[Entries from a visual dataset]
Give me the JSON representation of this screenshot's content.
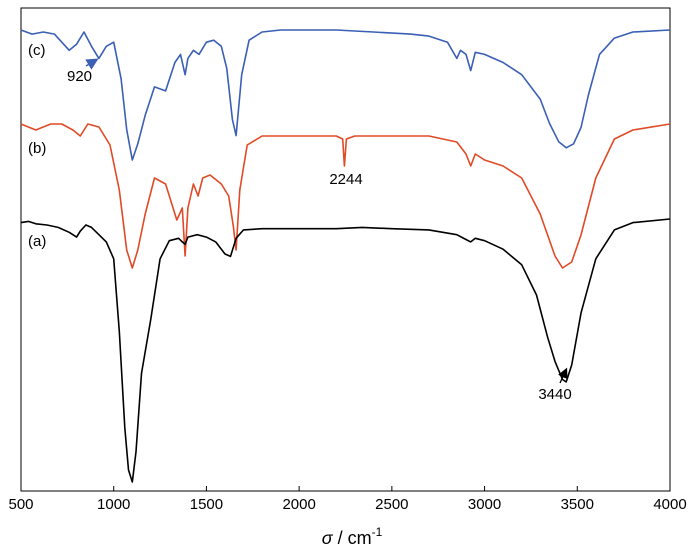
{
  "chart_data": {
    "type": "line",
    "title": "",
    "xlabel": "σ / cm",
    "xlabel_symbol": "σ",
    "xlabel_sep": " / cm",
    "xlabel_sup": "-1",
    "ylabel": "",
    "xlim": [
      500,
      4000
    ],
    "xticks": [
      "500",
      "1000",
      "1500",
      "2000",
      "2500",
      "3000",
      "3500",
      "4000"
    ],
    "y_axis": "transmittance (arbitrary, offset traces, no scale)",
    "grid": false,
    "legend": "none",
    "series": [
      {
        "name": "(c)",
        "color": "#3a5fb5",
        "x": [
          500,
          560,
          620,
          680,
          720,
          760,
          800,
          840,
          880,
          920,
          960,
          1000,
          1040,
          1070,
          1100,
          1130,
          1170,
          1220,
          1280,
          1330,
          1360,
          1385,
          1400,
          1430,
          1460,
          1500,
          1540,
          1580,
          1610,
          1640,
          1660,
          1690,
          1730,
          1800,
          1900,
          2000,
          2200,
          2400,
          2600,
          2700,
          2800,
          2850,
          2870,
          2900,
          2925,
          2950,
          3000,
          3100,
          3200,
          3300,
          3350,
          3400,
          3440,
          3480,
          3520,
          3560,
          3620,
          3700,
          3800,
          4000
        ],
        "y": [
          94,
          92,
          93,
          92,
          88,
          84,
          87,
          93,
          86,
          80,
          86,
          88,
          70,
          45,
          30,
          38,
          52,
          66,
          64,
          78,
          82,
          72,
          80,
          84,
          82,
          88,
          89,
          86,
          75,
          50,
          42,
          72,
          89,
          93,
          94,
          94,
          94,
          93,
          92,
          91,
          88,
          80,
          84,
          82,
          74,
          83,
          82,
          78,
          72,
          60,
          48,
          39,
          36,
          38,
          46,
          62,
          82,
          90,
          93,
          94
        ]
      },
      {
        "name": "(b)",
        "color": "#e04a26",
        "x": [
          500,
          580,
          660,
          720,
          780,
          820,
          860,
          920,
          980,
          1030,
          1070,
          1100,
          1130,
          1170,
          1220,
          1280,
          1340,
          1370,
          1385,
          1400,
          1430,
          1455,
          1480,
          1520,
          1580,
          1620,
          1645,
          1660,
          1680,
          1720,
          1800,
          2000,
          2200,
          2235,
          2244,
          2255,
          2300,
          2500,
          2700,
          2850,
          2900,
          2925,
          2950,
          3000,
          3100,
          3200,
          3300,
          3380,
          3420,
          3470,
          3520,
          3600,
          3700,
          3800,
          4000
        ],
        "y": [
          62,
          60,
          62,
          62,
          60,
          58,
          62,
          61,
          55,
          40,
          20,
          14,
          20,
          32,
          44,
          42,
          30,
          34,
          18,
          34,
          42,
          38,
          44,
          45,
          42,
          38,
          28,
          20,
          40,
          55,
          58,
          58,
          58,
          57,
          48,
          57,
          58,
          58,
          58,
          56,
          52,
          48,
          52,
          50,
          48,
          44,
          32,
          18,
          14,
          16,
          25,
          44,
          57,
          60,
          62
        ]
      },
      {
        "name": "(a)",
        "color": "#000000",
        "x": [
          500,
          540,
          580,
          640,
          700,
          760,
          800,
          820,
          850,
          880,
          920,
          960,
          1000,
          1030,
          1060,
          1080,
          1100,
          1120,
          1150,
          1200,
          1250,
          1300,
          1350,
          1370,
          1385,
          1400,
          1450,
          1500,
          1550,
          1600,
          1630,
          1660,
          1700,
          1800,
          2000,
          2200,
          2340,
          2500,
          2700,
          2850,
          2900,
          2925,
          2950,
          3000,
          3100,
          3200,
          3280,
          3340,
          3380,
          3420,
          3440,
          3470,
          3520,
          3600,
          3700,
          3800,
          4000
        ],
        "y": [
          40,
          41,
          39,
          38,
          36,
          32,
          28,
          33,
          38,
          36,
          30,
          24,
          10,
          -50,
          -130,
          -165,
          -175,
          -150,
          -85,
          -40,
          10,
          25,
          27,
          24,
          22,
          28,
          30,
          28,
          24,
          14,
          12,
          27,
          34,
          35,
          35,
          35,
          36,
          35,
          34,
          30,
          26,
          24,
          27,
          25,
          18,
          5,
          -20,
          -55,
          -75,
          -90,
          -92,
          -78,
          -35,
          10,
          34,
          40,
          43
        ]
      }
    ],
    "annotations": [
      {
        "label": "(c)",
        "kind": "series-label"
      },
      {
        "label": "(b)",
        "kind": "series-label"
      },
      {
        "label": "(a)",
        "kind": "series-label"
      },
      {
        "label": "920",
        "x": 920,
        "kind": "arrow-peak"
      },
      {
        "label": "2244",
        "x": 2244,
        "kind": "peak"
      },
      {
        "label": "3440",
        "x": 3440,
        "kind": "arrow-peak"
      }
    ]
  }
}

- **DIRECTION**:
Exclude the pictures. Write out the remaining data exactly.

- **ANSWER BELOW**:
Give me the JSON representation of this screenshot's content.
{
  "chart_data": {
    "type": "line",
    "title": "",
    "xlabel": "σ / cm",
    "xlabel_symbol": "σ",
    "xlabel_sep": " / cm",
    "xlabel_sup": "-1",
    "ylabel": "",
    "xlim": [
      500,
      4000
    ],
    "xticks": [
      "500",
      "1000",
      "1500",
      "2000",
      "2500",
      "3000",
      "3500",
      "4000"
    ],
    "y_axis": "transmittance (arbitrary, offset traces, no scale)",
    "grid": false,
    "legend": "none",
    "series": [
      {
        "name": "(c)",
        "color": "#3a5fb5",
        "x": [
          500,
          560,
          620,
          680,
          720,
          760,
          800,
          840,
          880,
          920,
          960,
          1000,
          1040,
          1070,
          1100,
          1130,
          1170,
          1220,
          1280,
          1330,
          1360,
          1385,
          1400,
          1430,
          1460,
          1500,
          1540,
          1580,
          1610,
          1640,
          1660,
          1690,
          1730,
          1800,
          1900,
          2000,
          2200,
          2400,
          2600,
          2700,
          2800,
          2850,
          2870,
          2900,
          2925,
          2950,
          3000,
          3100,
          3200,
          3300,
          3350,
          3400,
          3440,
          3480,
          3520,
          3560,
          3620,
          3700,
          3800,
          4000
        ],
        "y": [
          94,
          92,
          93,
          92,
          88,
          84,
          87,
          93,
          86,
          80,
          86,
          88,
          70,
          45,
          30,
          38,
          52,
          66,
          64,
          78,
          82,
          72,
          80,
          84,
          82,
          88,
          89,
          86,
          75,
          50,
          42,
          72,
          89,
          93,
          94,
          94,
          94,
          93,
          92,
          91,
          88,
          80,
          84,
          82,
          74,
          83,
          82,
          78,
          72,
          60,
          48,
          39,
          36,
          38,
          46,
          62,
          82,
          90,
          93,
          94
        ]
      },
      {
        "name": "(b)",
        "color": "#e04a26",
        "x": [
          500,
          580,
          660,
          720,
          780,
          820,
          860,
          920,
          980,
          1030,
          1070,
          1100,
          1130,
          1170,
          1220,
          1280,
          1340,
          1370,
          1385,
          1400,
          1430,
          1455,
          1480,
          1520,
          1580,
          1620,
          1645,
          1660,
          1680,
          1720,
          1800,
          2000,
          2200,
          2235,
          2244,
          2255,
          2300,
          2500,
          2700,
          2850,
          2900,
          2925,
          2950,
          3000,
          3100,
          3200,
          3300,
          3380,
          3420,
          3470,
          3520,
          3600,
          3700,
          3800,
          4000
        ],
        "y": [
          62,
          60,
          62,
          62,
          60,
          58,
          62,
          61,
          55,
          40,
          20,
          14,
          20,
          32,
          44,
          42,
          30,
          34,
          18,
          34,
          42,
          38,
          44,
          45,
          42,
          38,
          28,
          20,
          40,
          55,
          58,
          58,
          58,
          57,
          48,
          57,
          58,
          58,
          58,
          56,
          52,
          48,
          52,
          50,
          48,
          44,
          32,
          18,
          14,
          16,
          25,
          44,
          57,
          60,
          62
        ]
      },
      {
        "name": "(a)",
        "color": "#000000",
        "x": [
          500,
          540,
          580,
          640,
          700,
          760,
          800,
          820,
          850,
          880,
          920,
          960,
          1000,
          1030,
          1060,
          1080,
          1100,
          1120,
          1150,
          1200,
          1250,
          1300,
          1350,
          1370,
          1385,
          1400,
          1450,
          1500,
          1550,
          1600,
          1630,
          1660,
          1700,
          1800,
          2000,
          2200,
          2340,
          2500,
          2700,
          2850,
          2900,
          2925,
          2950,
          3000,
          3100,
          3200,
          3280,
          3340,
          3380,
          3420,
          3440,
          3470,
          3520,
          3600,
          3700,
          3800,
          4000
        ],
        "y": [
          40,
          41,
          39,
          38,
          36,
          32,
          28,
          33,
          38,
          36,
          30,
          24,
          10,
          -50,
          -130,
          -165,
          -175,
          -150,
          -85,
          -40,
          10,
          25,
          27,
          24,
          22,
          28,
          30,
          28,
          24,
          14,
          12,
          27,
          34,
          35,
          35,
          35,
          36,
          35,
          34,
          30,
          26,
          24,
          27,
          25,
          18,
          5,
          -20,
          -55,
          -75,
          -90,
          -92,
          -78,
          -35,
          10,
          34,
          40,
          43
        ]
      }
    ],
    "annotations": [
      {
        "label": "(c)",
        "kind": "series-label"
      },
      {
        "label": "(b)",
        "kind": "series-label"
      },
      {
        "label": "(a)",
        "kind": "series-label"
      },
      {
        "label": "920",
        "x": 920,
        "kind": "arrow-peak"
      },
      {
        "label": "2244",
        "x": 2244,
        "kind": "peak"
      },
      {
        "label": "3440",
        "x": 3440,
        "kind": "arrow-peak"
      }
    ]
  }
}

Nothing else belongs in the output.